[BEGIN LISTED RECORDS]
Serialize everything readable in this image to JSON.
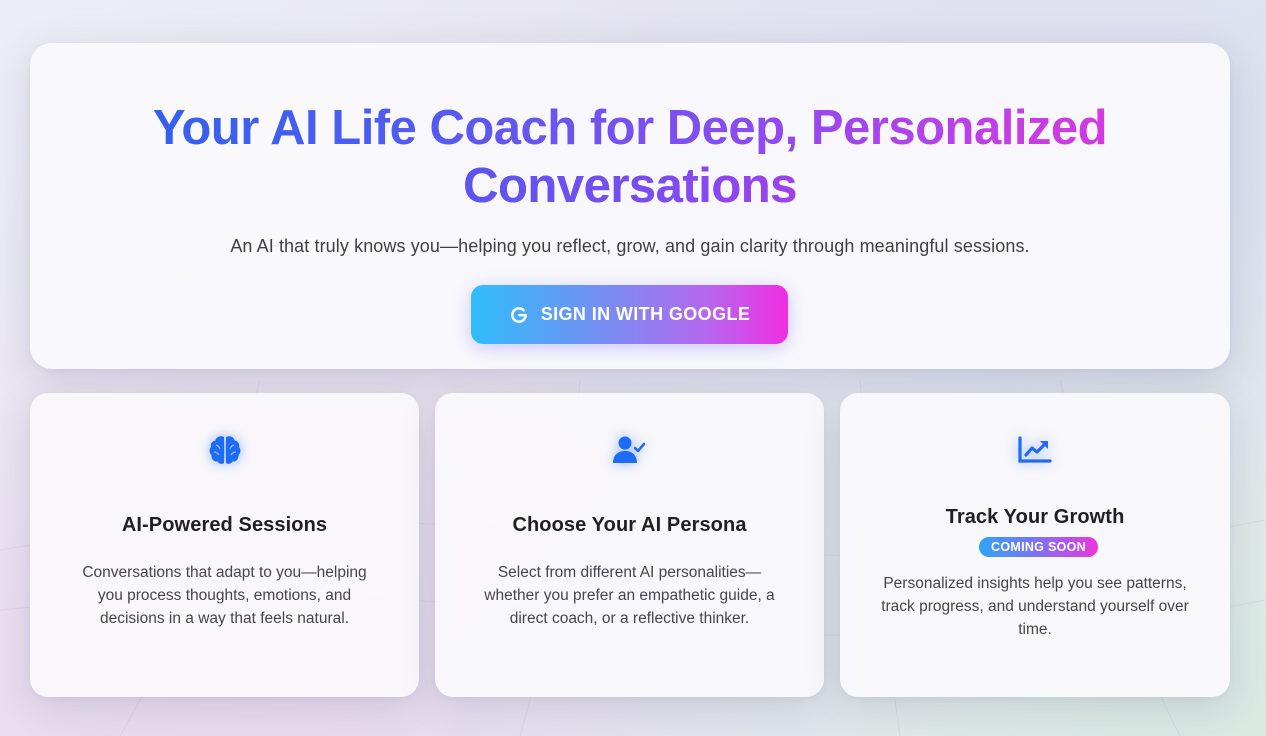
{
  "hero": {
    "title_line1": "Your AI Life Coach for Deep, Personalized",
    "title_line2": "Conversations",
    "subtitle": "An AI that truly knows you—helping you reflect, grow, and gain clarity through meaningful sessions.",
    "signin_label": "SIGN IN WITH GOOGLE",
    "signin_icon": "google-icon"
  },
  "features": [
    {
      "icon": "brain-icon",
      "title": "AI-Powered Sessions",
      "description": "Conversations that adapt to you—helping you process thoughts, emotions, and decisions in a way that feels natural."
    },
    {
      "icon": "user-check-icon",
      "title": "Choose Your AI Persona",
      "description": "Select from different AI personalities—whether you prefer an empathetic guide, a direct coach, or a reflective thinker."
    },
    {
      "icon": "chart-line-icon",
      "title": "Track Your Growth",
      "badge": "COMING SOON",
      "description": "Personalized insights help you see patterns, track progress, and understand yourself over time."
    }
  ],
  "colors": {
    "accent_blue": "#2563eb",
    "accent_purple": "#8a4cf0",
    "accent_pink": "#e535d8",
    "icon_blue": "#1d6cf5"
  }
}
[END LISTED RECORDS]
Copy all lines in the listing above where the string "helping" appears.

TASK RESULT:
    "subtitle": "An AI that truly knows you—helping you reflect, grow, and gain clarity through meaningful sessions.",
      "description": "Conversations that adapt to you—helping you process thoughts, emotions, and decisions in a way that feels natural."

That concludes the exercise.